Stated exercise:
Repeat every line below exactly, word for word.

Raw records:
^^^^^^^^
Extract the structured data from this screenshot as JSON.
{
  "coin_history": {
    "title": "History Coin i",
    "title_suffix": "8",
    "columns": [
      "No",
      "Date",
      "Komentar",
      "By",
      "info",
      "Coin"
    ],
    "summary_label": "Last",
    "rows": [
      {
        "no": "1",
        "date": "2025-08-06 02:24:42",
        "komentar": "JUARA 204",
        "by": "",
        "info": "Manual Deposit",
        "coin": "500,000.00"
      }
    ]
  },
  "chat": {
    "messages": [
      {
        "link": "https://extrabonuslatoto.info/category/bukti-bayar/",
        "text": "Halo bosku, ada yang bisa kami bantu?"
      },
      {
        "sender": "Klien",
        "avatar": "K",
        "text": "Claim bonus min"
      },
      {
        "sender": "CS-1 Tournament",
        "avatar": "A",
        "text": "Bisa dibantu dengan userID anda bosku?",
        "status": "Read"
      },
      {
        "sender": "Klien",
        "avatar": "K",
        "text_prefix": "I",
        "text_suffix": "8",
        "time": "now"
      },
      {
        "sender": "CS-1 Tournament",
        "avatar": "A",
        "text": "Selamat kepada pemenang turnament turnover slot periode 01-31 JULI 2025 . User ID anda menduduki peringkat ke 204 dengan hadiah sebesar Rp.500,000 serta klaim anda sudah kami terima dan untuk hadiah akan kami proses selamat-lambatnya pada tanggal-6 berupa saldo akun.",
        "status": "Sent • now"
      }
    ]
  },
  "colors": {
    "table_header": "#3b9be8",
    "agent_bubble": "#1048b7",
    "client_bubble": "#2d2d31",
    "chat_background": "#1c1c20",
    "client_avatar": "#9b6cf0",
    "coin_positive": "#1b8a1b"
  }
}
^^^^^^^^
Expected answer:
Extract the structured data from this screenshot as JSON.
{
  "coin_history": {
    "title": "History Coin i",
    "title_suffix": "8",
    "columns": [
      "No",
      "Date",
      "Komentar",
      "By",
      "info",
      "Coin"
    ],
    "summary_label": "Last",
    "rows": [
      {
        "no": "1",
        "date": "2025-08-06 02:24:42",
        "komentar": "JUARA 204",
        "by": "",
        "info": "Manual Deposit",
        "coin": "500,000.00"
      }
    ]
  },
  "chat": {
    "messages": [
      {
        "link": "https://extrabonuslatoto.info/category/bukti-bayar/",
        "text": "Halo bosku, ada yang bisa kami bantu?"
      },
      {
        "sender": "Klien",
        "avatar": "K",
        "text": "Claim bonus min"
      },
      {
        "sender": "CS-1 Tournament",
        "avatar": "A",
        "text": "Bisa dibantu dengan userID anda bosku?",
        "status": "Read"
      },
      {
        "sender": "Klien",
        "avatar": "K",
        "text_prefix": "I",
        "text_suffix": "8",
        "time": "now"
      },
      {
        "sender": "CS-1 Tournament",
        "avatar": "A",
        "text": "Selamat kepada pemenang turnament turnover slot periode 01-31 JULI 2025 . User ID anda menduduki peringkat ke 204 dengan hadiah sebesar Rp.500,000 serta klaim anda sudah kami terima dan untuk hadiah akan kami proses selamat-lambatnya pada tanggal-6 berupa saldo akun.",
        "status": "Sent • now"
      }
    ]
  },
  "colors": {
    "table_header": "#3b9be8",
    "agent_bubble": "#1048b7",
    "client_bubble": "#2d2d31",
    "chat_background": "#1c1c20",
    "client_avatar": "#9b6cf0",
    "coin_positive": "#1b8a1b"
  }
}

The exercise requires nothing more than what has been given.